LISTED RECORDS >>
=======
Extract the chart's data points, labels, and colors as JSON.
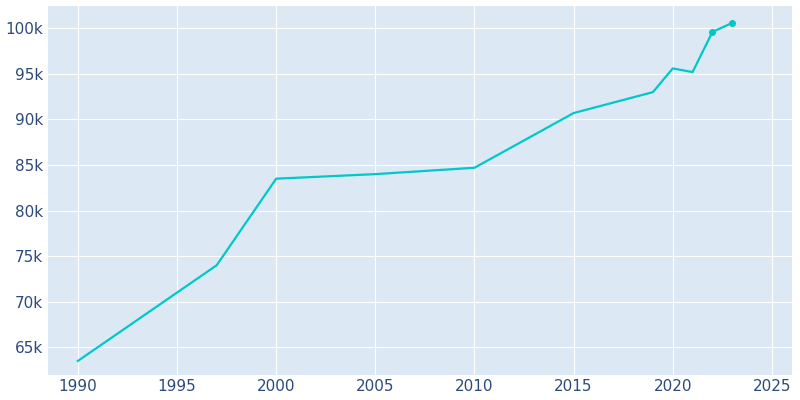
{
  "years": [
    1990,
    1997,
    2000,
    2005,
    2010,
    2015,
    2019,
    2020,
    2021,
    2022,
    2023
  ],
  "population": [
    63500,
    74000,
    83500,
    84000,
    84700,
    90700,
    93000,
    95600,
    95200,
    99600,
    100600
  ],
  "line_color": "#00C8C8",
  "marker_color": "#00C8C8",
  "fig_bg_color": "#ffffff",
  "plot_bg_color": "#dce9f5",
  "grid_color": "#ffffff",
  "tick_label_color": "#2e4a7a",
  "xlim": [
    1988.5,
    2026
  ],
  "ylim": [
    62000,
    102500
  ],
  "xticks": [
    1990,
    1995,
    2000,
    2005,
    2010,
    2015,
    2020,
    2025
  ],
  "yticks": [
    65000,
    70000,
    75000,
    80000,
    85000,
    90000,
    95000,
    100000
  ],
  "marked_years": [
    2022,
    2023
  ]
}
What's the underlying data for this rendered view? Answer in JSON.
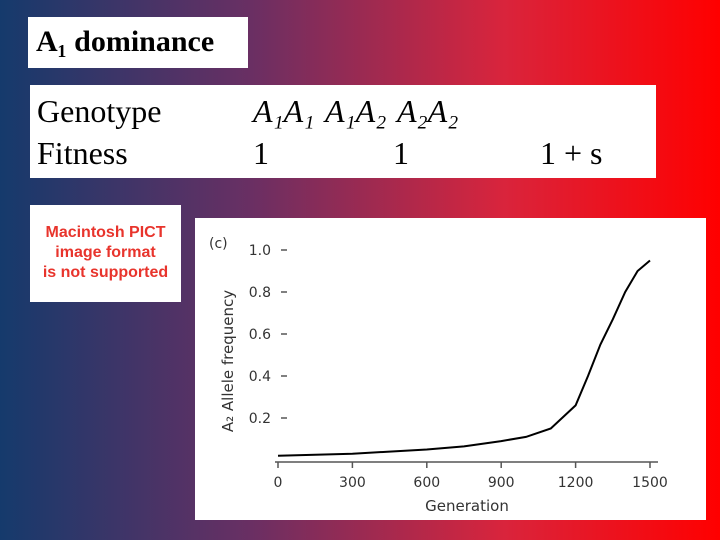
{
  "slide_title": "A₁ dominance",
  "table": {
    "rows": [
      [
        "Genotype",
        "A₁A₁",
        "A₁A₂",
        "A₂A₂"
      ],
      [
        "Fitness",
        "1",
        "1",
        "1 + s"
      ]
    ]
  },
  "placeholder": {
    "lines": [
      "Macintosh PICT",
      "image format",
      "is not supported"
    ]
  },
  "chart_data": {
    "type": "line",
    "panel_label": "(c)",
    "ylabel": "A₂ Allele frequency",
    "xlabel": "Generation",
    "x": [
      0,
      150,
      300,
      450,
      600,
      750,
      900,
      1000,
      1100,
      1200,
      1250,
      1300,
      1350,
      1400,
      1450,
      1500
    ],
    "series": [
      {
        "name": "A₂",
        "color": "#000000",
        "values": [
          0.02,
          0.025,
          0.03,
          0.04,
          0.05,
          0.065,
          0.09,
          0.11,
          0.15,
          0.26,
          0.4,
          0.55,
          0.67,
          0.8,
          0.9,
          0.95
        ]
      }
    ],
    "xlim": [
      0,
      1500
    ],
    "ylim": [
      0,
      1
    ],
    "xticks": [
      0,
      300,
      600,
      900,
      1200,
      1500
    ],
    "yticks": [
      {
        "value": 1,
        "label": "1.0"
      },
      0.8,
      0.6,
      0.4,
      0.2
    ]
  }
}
=======
TASK GOAL >> Restate each line of the records exactly; pictures do not belong in the copy.

ANSWER TO THE EXERCISE >>
Extract the chart's data points, labels, and colors as JSON.
{
  "years": [
    1990,
    1997,
    2000,
    2005,
    2010,
    2015,
    2019,
    2020,
    2021,
    2022,
    2023
  ],
  "population": [
    63500,
    74000,
    83500,
    84000,
    84700,
    90700,
    93000,
    95600,
    95200,
    99600,
    100600
  ],
  "line_color": "#00C8C8",
  "marker_color": "#00C8C8",
  "fig_bg_color": "#ffffff",
  "plot_bg_color": "#dce9f5",
  "grid_color": "#ffffff",
  "tick_label_color": "#2e4a7a",
  "xlim": [
    1988.5,
    2026
  ],
  "ylim": [
    62000,
    102500
  ],
  "xticks": [
    1990,
    1995,
    2000,
    2005,
    2010,
    2015,
    2020,
    2025
  ],
  "yticks": [
    65000,
    70000,
    75000,
    80000,
    85000,
    90000,
    95000,
    100000
  ],
  "marked_years": [
    2022,
    2023
  ]
}
What's the underlying data for this rendered view? Answer in JSON.
{
  "slide_title": "A₁ dominance",
  "table": {
    "rows": [
      [
        "Genotype",
        "A₁A₁",
        "A₁A₂",
        "A₂A₂"
      ],
      [
        "Fitness",
        "1",
        "1",
        "1 + s"
      ]
    ]
  },
  "placeholder": {
    "lines": [
      "Macintosh PICT",
      "image format",
      "is not supported"
    ]
  },
  "chart_data": {
    "type": "line",
    "panel_label": "(c)",
    "ylabel": "A₂ Allele frequency",
    "xlabel": "Generation",
    "x": [
      0,
      150,
      300,
      450,
      600,
      750,
      900,
      1000,
      1100,
      1200,
      1250,
      1300,
      1350,
      1400,
      1450,
      1500
    ],
    "series": [
      {
        "name": "A₂",
        "color": "#000000",
        "values": [
          0.02,
          0.025,
          0.03,
          0.04,
          0.05,
          0.065,
          0.09,
          0.11,
          0.15,
          0.26,
          0.4,
          0.55,
          0.67,
          0.8,
          0.9,
          0.95
        ]
      }
    ],
    "xlim": [
      0,
      1500
    ],
    "ylim": [
      0,
      1
    ],
    "xticks": [
      0,
      300,
      600,
      900,
      1200,
      1500
    ],
    "yticks": [
      {
        "value": 1,
        "label": "1.0"
      },
      0.8,
      0.6,
      0.4,
      0.2
    ]
  }
}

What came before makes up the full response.